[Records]
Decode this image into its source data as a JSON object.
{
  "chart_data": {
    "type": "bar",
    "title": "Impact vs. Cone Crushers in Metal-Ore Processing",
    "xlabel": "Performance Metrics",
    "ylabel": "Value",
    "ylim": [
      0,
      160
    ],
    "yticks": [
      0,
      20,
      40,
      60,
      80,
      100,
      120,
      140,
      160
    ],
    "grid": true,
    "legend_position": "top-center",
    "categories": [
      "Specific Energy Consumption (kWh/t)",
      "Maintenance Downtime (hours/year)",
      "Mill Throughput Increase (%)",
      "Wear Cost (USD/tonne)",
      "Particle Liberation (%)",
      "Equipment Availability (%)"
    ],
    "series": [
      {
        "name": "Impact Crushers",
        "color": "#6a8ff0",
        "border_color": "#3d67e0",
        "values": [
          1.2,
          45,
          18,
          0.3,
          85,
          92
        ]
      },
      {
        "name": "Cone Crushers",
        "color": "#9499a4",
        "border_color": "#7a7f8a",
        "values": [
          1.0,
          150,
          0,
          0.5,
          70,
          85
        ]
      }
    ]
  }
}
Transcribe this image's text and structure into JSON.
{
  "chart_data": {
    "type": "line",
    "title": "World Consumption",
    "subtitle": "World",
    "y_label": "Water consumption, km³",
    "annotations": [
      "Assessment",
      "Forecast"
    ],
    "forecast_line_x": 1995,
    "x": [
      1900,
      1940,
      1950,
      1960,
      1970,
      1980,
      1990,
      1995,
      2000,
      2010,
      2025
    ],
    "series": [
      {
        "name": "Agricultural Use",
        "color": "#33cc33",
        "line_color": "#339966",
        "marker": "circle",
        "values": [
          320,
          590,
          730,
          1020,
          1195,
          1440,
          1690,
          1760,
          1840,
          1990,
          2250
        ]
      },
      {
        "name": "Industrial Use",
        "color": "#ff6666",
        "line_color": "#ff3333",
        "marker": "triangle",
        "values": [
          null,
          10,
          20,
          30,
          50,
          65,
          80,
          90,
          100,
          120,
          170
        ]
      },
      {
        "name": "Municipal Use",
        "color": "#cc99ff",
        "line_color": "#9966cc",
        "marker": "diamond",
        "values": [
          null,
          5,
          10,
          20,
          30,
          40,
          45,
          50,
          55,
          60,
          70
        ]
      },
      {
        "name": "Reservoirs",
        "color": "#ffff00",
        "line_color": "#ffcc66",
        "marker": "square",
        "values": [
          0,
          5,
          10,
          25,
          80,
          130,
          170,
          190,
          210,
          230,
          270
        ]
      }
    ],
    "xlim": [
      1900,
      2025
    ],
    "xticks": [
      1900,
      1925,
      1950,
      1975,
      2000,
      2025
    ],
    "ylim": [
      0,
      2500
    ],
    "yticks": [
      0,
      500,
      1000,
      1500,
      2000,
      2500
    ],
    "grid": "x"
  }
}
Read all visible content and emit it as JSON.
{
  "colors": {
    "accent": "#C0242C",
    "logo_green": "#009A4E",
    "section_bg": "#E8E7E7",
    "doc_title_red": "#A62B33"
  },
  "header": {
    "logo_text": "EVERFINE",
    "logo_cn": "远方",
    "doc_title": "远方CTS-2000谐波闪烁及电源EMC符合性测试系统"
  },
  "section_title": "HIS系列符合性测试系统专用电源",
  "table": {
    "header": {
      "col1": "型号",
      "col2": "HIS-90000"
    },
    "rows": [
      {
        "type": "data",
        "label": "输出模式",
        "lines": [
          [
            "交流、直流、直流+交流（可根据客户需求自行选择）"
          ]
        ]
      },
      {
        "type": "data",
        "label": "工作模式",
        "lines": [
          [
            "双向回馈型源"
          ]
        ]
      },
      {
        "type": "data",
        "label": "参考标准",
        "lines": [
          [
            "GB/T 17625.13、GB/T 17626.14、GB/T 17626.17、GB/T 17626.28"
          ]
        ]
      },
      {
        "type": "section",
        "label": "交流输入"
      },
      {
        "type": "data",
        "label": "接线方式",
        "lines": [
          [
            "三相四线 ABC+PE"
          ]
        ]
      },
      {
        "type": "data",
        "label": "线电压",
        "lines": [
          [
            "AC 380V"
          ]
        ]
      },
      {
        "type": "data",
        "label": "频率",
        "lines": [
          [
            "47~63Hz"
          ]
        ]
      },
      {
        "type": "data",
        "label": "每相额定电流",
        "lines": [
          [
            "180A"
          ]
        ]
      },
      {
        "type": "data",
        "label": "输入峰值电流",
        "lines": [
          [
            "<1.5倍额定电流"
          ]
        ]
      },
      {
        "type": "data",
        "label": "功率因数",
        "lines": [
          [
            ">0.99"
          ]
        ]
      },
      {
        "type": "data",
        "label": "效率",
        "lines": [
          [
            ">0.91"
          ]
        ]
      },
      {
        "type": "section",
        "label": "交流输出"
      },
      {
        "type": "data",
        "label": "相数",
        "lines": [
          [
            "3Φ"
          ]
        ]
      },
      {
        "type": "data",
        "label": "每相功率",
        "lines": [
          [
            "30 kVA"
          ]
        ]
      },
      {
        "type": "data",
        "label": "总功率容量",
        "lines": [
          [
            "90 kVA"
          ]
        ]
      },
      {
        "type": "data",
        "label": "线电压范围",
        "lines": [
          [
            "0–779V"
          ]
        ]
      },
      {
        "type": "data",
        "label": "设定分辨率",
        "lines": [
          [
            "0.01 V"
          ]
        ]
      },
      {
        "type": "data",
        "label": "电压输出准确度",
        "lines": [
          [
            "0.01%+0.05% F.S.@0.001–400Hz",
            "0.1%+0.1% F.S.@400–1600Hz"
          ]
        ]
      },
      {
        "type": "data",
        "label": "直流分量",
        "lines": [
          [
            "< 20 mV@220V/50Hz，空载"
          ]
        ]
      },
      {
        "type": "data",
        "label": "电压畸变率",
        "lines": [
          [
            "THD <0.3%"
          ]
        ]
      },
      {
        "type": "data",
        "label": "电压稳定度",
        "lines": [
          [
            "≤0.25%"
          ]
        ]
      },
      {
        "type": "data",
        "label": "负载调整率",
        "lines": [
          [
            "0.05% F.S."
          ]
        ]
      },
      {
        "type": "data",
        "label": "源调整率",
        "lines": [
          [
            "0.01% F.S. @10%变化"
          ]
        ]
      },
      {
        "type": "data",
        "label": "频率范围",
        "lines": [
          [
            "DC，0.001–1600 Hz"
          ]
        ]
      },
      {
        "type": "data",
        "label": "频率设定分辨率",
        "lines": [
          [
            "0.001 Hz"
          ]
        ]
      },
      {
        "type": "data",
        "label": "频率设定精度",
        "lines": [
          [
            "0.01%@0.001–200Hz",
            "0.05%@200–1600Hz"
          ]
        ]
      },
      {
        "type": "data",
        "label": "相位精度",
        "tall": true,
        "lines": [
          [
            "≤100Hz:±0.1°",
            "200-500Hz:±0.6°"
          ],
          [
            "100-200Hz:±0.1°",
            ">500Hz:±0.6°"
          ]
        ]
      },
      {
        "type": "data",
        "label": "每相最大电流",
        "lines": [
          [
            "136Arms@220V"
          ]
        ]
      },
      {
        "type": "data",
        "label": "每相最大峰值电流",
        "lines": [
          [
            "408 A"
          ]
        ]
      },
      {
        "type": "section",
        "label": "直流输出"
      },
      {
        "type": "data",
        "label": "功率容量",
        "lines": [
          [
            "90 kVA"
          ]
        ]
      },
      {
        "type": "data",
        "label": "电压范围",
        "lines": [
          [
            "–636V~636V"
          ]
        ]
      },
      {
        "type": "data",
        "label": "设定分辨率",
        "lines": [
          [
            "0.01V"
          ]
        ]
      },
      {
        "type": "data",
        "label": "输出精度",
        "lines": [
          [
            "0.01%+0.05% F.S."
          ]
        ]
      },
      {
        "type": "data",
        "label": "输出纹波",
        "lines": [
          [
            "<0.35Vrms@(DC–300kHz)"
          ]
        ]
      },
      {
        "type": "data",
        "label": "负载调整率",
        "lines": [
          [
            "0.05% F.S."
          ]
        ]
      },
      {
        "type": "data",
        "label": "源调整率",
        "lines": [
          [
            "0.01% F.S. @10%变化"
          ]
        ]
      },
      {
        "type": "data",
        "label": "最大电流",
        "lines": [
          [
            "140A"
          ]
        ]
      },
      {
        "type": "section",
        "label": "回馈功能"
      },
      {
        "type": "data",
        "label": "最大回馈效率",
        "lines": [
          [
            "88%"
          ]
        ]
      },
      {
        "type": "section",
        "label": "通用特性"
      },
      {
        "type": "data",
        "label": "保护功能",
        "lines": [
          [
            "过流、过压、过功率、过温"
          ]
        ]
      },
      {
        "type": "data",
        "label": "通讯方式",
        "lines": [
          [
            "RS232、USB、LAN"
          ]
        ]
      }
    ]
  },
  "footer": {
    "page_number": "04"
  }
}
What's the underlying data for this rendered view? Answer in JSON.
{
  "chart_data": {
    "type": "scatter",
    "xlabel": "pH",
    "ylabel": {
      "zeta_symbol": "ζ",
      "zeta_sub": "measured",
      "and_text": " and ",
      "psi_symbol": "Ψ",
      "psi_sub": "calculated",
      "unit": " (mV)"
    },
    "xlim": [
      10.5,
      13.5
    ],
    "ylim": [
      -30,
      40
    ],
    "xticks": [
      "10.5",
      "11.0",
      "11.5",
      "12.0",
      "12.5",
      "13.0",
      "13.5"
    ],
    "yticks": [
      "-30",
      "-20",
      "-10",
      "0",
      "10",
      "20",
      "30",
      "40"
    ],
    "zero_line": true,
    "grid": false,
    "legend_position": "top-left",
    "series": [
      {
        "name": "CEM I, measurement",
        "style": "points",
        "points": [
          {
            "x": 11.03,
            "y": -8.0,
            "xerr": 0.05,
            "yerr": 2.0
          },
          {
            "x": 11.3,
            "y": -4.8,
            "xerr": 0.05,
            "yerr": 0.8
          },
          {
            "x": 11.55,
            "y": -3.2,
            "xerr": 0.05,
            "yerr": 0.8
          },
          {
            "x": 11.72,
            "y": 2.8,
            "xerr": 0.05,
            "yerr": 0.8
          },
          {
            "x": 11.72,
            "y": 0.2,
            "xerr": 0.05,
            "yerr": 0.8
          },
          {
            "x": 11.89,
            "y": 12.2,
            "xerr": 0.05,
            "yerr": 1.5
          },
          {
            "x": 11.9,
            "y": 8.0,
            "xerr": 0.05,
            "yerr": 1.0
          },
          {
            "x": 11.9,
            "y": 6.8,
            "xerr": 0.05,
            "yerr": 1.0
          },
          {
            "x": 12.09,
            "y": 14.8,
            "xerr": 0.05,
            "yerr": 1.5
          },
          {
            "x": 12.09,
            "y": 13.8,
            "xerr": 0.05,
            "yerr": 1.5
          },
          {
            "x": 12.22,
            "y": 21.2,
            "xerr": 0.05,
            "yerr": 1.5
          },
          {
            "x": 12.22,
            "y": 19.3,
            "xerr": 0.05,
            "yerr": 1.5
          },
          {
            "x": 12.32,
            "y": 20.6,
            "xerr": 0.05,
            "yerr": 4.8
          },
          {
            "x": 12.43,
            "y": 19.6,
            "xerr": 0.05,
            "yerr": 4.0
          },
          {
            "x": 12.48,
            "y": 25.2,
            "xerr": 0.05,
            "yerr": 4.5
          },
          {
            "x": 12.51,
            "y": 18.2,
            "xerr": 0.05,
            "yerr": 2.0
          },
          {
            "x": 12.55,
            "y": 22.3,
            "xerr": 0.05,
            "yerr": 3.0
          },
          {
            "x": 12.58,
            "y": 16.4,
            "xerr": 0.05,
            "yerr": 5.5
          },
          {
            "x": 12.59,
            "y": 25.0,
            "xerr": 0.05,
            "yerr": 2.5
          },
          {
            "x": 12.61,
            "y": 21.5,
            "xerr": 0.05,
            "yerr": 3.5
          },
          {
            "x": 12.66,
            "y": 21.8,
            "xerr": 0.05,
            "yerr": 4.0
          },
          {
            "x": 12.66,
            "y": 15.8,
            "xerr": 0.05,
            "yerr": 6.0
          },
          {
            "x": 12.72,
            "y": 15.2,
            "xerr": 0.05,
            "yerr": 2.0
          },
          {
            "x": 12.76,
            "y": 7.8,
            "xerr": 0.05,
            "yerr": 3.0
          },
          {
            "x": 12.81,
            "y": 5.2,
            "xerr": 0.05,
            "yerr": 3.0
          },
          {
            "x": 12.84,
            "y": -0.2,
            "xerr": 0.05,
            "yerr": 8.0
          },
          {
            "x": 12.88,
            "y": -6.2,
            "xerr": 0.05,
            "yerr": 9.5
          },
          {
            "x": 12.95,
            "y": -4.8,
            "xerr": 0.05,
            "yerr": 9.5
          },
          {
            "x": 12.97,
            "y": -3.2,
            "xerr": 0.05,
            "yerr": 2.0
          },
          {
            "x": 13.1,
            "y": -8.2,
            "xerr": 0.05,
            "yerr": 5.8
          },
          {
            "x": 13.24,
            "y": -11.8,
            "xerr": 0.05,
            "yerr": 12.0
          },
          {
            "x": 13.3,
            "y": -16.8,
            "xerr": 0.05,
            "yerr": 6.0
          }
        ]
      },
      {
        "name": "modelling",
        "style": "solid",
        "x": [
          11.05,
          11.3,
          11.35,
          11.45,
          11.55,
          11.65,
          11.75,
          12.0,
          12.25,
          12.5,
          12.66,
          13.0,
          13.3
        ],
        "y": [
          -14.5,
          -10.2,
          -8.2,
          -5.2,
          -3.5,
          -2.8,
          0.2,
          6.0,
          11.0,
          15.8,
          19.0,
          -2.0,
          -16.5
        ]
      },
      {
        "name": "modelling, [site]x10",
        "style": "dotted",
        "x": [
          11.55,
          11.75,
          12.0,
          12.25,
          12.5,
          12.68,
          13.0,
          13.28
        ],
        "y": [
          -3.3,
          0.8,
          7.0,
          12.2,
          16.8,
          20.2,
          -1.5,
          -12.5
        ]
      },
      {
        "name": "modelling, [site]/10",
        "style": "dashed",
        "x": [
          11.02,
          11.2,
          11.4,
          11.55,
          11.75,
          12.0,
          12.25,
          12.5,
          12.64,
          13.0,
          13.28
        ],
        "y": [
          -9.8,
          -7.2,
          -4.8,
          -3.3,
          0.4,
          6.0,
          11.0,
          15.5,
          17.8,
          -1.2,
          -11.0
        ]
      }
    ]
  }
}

### TASK DESCRIPTION
Copy every line of the entries above in which "JSON" occurs.

### SOLUTION FOR THIS EXERCISE
Decode this image into its source data as a JSON object.
Transcribe this image's text and structure into JSON.
Read all visible content and emit it as JSON.
What's the underlying data for this rendered view? Answer in JSON.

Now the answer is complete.